## EXERCISE AIM:
Search the material below for the string "content" and list each line that holds it.

— Begin ENTRIES PROVIDED —

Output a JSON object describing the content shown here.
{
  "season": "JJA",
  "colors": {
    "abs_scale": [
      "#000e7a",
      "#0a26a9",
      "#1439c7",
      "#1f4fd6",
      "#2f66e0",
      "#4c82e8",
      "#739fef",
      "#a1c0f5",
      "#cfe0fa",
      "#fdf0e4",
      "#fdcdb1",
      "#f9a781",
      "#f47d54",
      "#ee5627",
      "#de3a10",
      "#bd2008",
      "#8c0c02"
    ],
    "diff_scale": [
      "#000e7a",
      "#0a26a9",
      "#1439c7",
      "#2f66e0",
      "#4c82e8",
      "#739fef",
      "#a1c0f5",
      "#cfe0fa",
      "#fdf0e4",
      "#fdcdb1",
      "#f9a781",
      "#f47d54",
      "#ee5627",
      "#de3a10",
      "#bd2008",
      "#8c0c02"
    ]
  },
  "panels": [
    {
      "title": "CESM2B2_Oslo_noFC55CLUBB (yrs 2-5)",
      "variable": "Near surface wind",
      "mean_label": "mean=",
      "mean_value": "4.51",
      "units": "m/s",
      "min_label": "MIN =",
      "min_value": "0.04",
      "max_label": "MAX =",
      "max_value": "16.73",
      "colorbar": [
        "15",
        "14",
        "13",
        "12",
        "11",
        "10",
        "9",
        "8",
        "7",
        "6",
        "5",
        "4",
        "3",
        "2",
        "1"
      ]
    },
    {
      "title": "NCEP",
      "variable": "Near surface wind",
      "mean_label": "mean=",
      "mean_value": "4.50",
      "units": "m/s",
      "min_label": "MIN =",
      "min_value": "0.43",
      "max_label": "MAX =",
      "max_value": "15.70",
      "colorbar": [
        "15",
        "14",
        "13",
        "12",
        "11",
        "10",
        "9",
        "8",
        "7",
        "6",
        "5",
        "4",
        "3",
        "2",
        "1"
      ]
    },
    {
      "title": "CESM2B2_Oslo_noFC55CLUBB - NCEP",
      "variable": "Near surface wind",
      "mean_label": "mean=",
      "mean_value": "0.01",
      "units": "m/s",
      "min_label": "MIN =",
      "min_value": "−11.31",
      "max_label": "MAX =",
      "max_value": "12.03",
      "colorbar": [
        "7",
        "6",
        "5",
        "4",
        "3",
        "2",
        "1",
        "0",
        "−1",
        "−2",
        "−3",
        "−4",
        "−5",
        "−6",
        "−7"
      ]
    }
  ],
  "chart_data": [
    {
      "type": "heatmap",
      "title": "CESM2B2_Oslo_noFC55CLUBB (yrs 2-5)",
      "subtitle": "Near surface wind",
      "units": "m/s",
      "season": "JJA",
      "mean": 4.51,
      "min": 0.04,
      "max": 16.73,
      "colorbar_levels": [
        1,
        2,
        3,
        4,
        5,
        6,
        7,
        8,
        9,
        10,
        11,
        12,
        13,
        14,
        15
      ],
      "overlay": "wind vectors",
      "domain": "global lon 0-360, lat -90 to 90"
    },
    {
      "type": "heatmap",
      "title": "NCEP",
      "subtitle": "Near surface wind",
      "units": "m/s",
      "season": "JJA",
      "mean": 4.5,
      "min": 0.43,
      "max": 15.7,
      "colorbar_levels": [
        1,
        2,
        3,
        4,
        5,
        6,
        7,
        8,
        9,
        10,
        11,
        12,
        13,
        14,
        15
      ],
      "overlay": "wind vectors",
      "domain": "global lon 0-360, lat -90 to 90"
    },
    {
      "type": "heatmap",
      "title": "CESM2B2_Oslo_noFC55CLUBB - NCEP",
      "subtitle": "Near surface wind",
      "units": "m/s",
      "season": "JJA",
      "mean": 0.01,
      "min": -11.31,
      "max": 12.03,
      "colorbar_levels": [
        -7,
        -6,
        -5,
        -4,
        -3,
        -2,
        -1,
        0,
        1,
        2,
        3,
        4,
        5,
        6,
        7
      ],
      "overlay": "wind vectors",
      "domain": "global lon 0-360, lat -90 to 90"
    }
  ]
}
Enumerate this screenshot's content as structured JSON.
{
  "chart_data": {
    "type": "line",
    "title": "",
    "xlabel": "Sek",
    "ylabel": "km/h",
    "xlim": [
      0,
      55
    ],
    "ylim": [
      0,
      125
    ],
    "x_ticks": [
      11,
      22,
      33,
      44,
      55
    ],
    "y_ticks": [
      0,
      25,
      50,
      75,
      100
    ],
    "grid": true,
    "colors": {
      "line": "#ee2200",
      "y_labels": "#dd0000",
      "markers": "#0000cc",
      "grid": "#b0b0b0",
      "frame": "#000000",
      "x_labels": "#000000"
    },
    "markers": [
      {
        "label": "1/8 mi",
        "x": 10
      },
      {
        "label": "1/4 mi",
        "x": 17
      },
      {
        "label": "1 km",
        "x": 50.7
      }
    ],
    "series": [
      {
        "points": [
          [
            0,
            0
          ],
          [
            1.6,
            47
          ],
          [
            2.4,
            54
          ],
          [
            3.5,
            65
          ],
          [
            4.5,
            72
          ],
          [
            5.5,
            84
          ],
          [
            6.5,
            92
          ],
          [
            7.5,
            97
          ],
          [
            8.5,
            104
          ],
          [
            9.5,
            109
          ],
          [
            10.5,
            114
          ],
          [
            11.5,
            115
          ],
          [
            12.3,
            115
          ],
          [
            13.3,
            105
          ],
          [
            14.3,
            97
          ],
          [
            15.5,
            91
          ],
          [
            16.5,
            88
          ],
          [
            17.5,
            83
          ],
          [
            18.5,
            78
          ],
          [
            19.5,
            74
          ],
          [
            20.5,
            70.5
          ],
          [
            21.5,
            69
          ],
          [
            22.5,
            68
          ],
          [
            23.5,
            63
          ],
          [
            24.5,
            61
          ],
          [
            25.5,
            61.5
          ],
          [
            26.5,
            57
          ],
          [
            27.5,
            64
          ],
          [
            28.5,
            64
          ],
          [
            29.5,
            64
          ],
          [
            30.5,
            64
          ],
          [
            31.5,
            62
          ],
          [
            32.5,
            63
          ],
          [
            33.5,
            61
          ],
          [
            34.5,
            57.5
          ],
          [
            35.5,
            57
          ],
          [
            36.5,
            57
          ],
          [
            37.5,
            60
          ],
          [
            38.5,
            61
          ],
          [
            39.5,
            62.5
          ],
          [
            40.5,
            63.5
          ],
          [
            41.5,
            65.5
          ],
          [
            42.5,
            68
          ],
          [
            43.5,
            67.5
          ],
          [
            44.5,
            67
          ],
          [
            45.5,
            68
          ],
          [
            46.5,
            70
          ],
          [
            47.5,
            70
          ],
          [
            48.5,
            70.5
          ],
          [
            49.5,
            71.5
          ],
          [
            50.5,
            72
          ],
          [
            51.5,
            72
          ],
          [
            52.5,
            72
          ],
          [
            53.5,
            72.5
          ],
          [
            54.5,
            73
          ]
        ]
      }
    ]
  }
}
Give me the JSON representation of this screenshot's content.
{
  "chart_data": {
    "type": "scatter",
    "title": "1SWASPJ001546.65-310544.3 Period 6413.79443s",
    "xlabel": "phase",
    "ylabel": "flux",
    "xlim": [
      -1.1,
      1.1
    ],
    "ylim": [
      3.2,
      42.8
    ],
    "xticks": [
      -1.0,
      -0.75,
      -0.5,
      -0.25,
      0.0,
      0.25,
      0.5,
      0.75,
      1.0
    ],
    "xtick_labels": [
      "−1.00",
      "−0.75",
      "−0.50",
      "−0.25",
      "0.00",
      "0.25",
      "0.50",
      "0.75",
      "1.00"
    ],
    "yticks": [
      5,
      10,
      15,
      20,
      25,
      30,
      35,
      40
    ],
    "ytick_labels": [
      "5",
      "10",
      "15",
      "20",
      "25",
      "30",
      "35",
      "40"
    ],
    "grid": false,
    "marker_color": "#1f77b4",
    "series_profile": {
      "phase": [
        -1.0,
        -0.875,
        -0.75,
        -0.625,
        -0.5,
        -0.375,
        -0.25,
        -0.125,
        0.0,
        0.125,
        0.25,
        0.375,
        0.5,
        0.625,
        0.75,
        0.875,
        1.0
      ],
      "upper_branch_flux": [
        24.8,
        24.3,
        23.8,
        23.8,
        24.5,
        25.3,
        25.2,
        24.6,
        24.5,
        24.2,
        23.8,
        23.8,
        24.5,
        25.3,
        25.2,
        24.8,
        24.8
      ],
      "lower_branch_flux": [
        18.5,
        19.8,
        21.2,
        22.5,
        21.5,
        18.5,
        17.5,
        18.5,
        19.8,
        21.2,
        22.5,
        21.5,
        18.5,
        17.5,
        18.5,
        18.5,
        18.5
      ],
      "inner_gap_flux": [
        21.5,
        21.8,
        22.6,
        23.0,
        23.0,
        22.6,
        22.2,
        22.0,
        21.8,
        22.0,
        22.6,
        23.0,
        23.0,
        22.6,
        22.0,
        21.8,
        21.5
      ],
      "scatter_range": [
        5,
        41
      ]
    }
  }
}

— End ENTRIES PROVIDED —

## RIGHT ANSWER:
Output a JSON object describing the content shown here.
Enumerate this screenshot's content as structured JSON.
Give me the JSON representation of this screenshot's content.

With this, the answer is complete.